### Input data:
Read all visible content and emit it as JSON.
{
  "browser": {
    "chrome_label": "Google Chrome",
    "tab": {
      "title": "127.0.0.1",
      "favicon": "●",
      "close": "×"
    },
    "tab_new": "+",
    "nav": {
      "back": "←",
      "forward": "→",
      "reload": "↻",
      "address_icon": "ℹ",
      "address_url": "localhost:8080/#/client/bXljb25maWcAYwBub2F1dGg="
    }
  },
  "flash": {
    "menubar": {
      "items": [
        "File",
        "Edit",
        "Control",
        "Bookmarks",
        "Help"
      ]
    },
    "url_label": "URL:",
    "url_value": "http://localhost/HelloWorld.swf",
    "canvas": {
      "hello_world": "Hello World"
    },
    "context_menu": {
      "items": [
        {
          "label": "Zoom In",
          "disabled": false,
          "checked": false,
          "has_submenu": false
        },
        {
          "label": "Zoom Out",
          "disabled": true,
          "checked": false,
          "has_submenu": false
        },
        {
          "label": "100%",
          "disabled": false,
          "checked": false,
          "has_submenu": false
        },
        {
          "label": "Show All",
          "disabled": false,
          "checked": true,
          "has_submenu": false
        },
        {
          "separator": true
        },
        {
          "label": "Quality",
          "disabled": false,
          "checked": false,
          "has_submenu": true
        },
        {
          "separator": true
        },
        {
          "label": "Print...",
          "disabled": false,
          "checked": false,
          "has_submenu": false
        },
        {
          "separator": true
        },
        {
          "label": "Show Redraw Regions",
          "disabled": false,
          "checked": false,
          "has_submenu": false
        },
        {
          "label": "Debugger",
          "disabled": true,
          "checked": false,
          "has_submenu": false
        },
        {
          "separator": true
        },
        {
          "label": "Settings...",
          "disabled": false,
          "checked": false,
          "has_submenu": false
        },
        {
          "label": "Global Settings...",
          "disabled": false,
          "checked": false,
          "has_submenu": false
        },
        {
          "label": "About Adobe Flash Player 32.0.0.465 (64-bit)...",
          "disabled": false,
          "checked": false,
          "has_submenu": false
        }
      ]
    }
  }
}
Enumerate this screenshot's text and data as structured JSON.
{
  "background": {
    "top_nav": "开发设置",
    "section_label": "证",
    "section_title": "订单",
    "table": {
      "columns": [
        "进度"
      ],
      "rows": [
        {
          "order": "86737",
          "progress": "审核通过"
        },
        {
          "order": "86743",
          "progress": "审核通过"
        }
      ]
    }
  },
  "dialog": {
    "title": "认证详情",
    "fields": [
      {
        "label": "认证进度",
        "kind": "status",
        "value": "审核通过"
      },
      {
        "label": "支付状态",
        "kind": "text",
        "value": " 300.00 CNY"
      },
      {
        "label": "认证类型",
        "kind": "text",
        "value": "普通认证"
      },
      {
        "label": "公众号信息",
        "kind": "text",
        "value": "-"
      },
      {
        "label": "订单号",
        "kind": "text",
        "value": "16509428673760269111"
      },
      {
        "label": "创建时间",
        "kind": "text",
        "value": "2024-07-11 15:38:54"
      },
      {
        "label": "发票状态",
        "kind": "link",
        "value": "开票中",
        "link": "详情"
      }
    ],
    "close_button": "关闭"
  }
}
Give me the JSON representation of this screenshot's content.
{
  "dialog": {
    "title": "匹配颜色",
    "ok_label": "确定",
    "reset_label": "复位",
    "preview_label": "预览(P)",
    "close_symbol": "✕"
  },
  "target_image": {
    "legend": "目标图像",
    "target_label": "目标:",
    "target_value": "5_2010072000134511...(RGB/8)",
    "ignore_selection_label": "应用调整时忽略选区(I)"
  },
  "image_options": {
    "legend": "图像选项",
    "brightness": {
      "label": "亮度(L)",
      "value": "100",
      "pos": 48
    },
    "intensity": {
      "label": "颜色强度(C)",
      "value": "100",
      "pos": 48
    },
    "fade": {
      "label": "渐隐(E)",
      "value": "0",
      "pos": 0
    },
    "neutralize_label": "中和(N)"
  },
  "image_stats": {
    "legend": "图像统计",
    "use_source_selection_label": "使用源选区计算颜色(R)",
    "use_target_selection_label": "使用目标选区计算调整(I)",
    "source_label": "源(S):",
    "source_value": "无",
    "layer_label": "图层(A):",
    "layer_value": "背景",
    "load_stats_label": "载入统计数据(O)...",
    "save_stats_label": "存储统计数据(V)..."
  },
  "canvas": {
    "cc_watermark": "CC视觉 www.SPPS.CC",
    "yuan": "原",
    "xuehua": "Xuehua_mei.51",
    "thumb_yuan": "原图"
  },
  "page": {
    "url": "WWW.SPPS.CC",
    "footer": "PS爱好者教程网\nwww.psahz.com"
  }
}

### Problem description:
The entries above should be repeated exactly, every one of them.

### Written solution:
Read all visible content and emit it as JSON.
{
  "browser": {
    "chrome_label": "Google Chrome",
    "tab": {
      "title": "127.0.0.1",
      "favicon": "●",
      "close": "×"
    },
    "tab_new": "+",
    "nav": {
      "back": "←",
      "forward": "→",
      "reload": "↻",
      "address_icon": "ℹ",
      "address_url": "localhost:8080/#/client/bXljb25maWcAYwBub2F1dGg="
    }
  },
  "flash": {
    "menubar": {
      "items": [
        "File",
        "Edit",
        "Control",
        "Bookmarks",
        "Help"
      ]
    },
    "url_label": "URL:",
    "url_value": "http://localhost/HelloWorld.swf",
    "canvas": {
      "hello_world": "Hello World"
    },
    "context_menu": {
      "items": [
        {
          "label": "Zoom In",
          "disabled": false,
          "checked": false,
          "has_submenu": false
        },
        {
          "label": "Zoom Out",
          "disabled": true,
          "checked": false,
          "has_submenu": false
        },
        {
          "label": "100%",
          "disabled": false,
          "checked": false,
          "has_submenu": false
        },
        {
          "label": "Show All",
          "disabled": false,
          "checked": true,
          "has_submenu": false
        },
        {
          "separator": true
        },
        {
          "label": "Quality",
          "disabled": false,
          "checked": false,
          "has_submenu": true
        },
        {
          "separator": true
        },
        {
          "label": "Print...",
          "disabled": false,
          "checked": false,
          "has_submenu": false
        },
        {
          "separator": true
        },
        {
          "label": "Show Redraw Regions",
          "disabled": false,
          "checked": false,
          "has_submenu": false
        },
        {
          "label": "Debugger",
          "disabled": true,
          "checked": false,
          "has_submenu": false
        },
        {
          "separator": true
        },
        {
          "label": "Settings...",
          "disabled": false,
          "checked": false,
          "has_submenu": false
        },
        {
          "label": "Global Settings...",
          "disabled": false,
          "checked": false,
          "has_submenu": false
        },
        {
          "label": "About Adobe Flash Player 32.0.0.465 (64-bit)...",
          "disabled": false,
          "checked": false,
          "has_submenu": false
        }
      ]
    }
  }
}
Enumerate this screenshot's text and data as structured JSON.
{
  "background": {
    "top_nav": "开发设置",
    "section_label": "证",
    "section_title": "订单",
    "table": {
      "columns": [
        "进度"
      ],
      "rows": [
        {
          "order": "86737",
          "progress": "审核通过"
        },
        {
          "order": "86743",
          "progress": "审核通过"
        }
      ]
    }
  },
  "dialog": {
    "title": "认证详情",
    "fields": [
      {
        "label": "认证进度",
        "kind": "status",
        "value": "审核通过"
      },
      {
        "label": "支付状态",
        "kind": "text",
        "value": " 300.00 CNY"
      },
      {
        "label": "认证类型",
        "kind": "text",
        "value": "普通认证"
      },
      {
        "label": "公众号信息",
        "kind": "text",
        "value": "-"
      },
      {
        "label": "订单号",
        "kind": "text",
        "value": "16509428673760269111"
      },
      {
        "label": "创建时间",
        "kind": "text",
        "value": "2024-07-11 15:38:54"
      },
      {
        "label": "发票状态",
        "kind": "link",
        "value": "开票中",
        "link": "详情"
      }
    ],
    "close_button": "关闭"
  }
}
Give me the JSON representation of this screenshot's content.
{
  "dialog": {
    "title": "匹配颜色",
    "ok_label": "确定",
    "reset_label": "复位",
    "preview_label": "预览(P)",
    "close_symbol": "✕"
  },
  "target_image": {
    "legend": "目标图像",
    "target_label": "目标:",
    "target_value": "5_2010072000134511...(RGB/8)",
    "ignore_selection_label": "应用调整时忽略选区(I)"
  },
  "image_options": {
    "legend": "图像选项",
    "brightness": {
      "label": "亮度(L)",
      "value": "100",
      "pos": 48
    },
    "intensity": {
      "label": "颜色强度(C)",
      "value": "100",
      "pos": 48
    },
    "fade": {
      "label": "渐隐(E)",
      "value": "0",
      "pos": 0
    },
    "neutralize_label": "中和(N)"
  },
  "image_stats": {
    "legend": "图像统计",
    "use_source_selection_label": "使用源选区计算颜色(R)",
    "use_target_selection_label": "使用目标选区计算调整(I)",
    "source_label": "源(S):",
    "source_value": "无",
    "layer_label": "图层(A):",
    "layer_value": "背景",
    "load_stats_label": "载入统计数据(O)...",
    "save_stats_label": "存储统计数据(V)..."
  },
  "canvas": {
    "cc_watermark": "CC视觉 www.SPPS.CC",
    "yuan": "原",
    "xuehua": "Xuehua_mei.51",
    "thumb_yuan": "原图"
  },
  "page": {
    "url": "WWW.SPPS.CC",
    "footer": "PS爱好者教程网\nwww.psahz.com"
  }
}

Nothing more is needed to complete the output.